# RECORDS SHOWN

· · · · ·

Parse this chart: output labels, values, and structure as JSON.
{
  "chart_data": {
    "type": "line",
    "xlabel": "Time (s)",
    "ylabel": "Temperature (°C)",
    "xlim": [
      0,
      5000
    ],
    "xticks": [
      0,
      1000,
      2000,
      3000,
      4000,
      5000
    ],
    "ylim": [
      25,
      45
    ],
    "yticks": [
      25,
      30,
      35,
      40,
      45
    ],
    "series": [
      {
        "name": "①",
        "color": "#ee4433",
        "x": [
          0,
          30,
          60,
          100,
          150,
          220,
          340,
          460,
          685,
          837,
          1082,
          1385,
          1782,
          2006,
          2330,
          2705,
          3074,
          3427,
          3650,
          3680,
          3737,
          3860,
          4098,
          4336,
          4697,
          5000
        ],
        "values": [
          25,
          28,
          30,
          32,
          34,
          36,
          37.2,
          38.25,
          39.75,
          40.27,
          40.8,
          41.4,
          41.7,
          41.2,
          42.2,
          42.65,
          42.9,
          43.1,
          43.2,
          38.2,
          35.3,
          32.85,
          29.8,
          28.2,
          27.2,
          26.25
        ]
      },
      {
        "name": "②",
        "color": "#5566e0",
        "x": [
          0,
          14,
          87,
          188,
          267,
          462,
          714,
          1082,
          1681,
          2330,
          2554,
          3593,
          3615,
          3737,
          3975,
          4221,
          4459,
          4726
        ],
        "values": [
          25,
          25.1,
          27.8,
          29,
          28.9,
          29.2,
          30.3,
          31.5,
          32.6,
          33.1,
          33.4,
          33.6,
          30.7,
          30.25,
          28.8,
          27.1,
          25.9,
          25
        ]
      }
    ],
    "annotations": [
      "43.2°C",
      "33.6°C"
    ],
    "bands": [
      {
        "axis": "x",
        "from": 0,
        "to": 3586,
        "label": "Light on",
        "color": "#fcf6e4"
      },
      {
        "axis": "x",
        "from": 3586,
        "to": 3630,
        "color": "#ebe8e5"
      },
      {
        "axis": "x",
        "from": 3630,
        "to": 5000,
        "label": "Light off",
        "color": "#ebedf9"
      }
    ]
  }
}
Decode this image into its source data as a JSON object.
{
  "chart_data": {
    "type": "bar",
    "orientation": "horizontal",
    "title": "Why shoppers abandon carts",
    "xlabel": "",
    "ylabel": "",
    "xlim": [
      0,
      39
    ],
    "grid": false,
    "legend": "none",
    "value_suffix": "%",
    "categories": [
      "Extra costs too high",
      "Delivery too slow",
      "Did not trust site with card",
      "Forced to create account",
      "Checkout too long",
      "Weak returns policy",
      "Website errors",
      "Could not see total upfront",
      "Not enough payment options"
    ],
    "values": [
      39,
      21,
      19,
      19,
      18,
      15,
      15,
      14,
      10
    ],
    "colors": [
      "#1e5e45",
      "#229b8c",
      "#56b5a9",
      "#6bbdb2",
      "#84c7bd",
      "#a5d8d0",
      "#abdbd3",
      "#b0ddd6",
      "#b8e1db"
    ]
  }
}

· · · · ·

# SET EXERCISE
Extract every line from the records above that contains the word "values".

# FULL ANSWER
Parse this chart: output labels, values, and structure as JSON.
        "values": [
        "values": [
    "values": [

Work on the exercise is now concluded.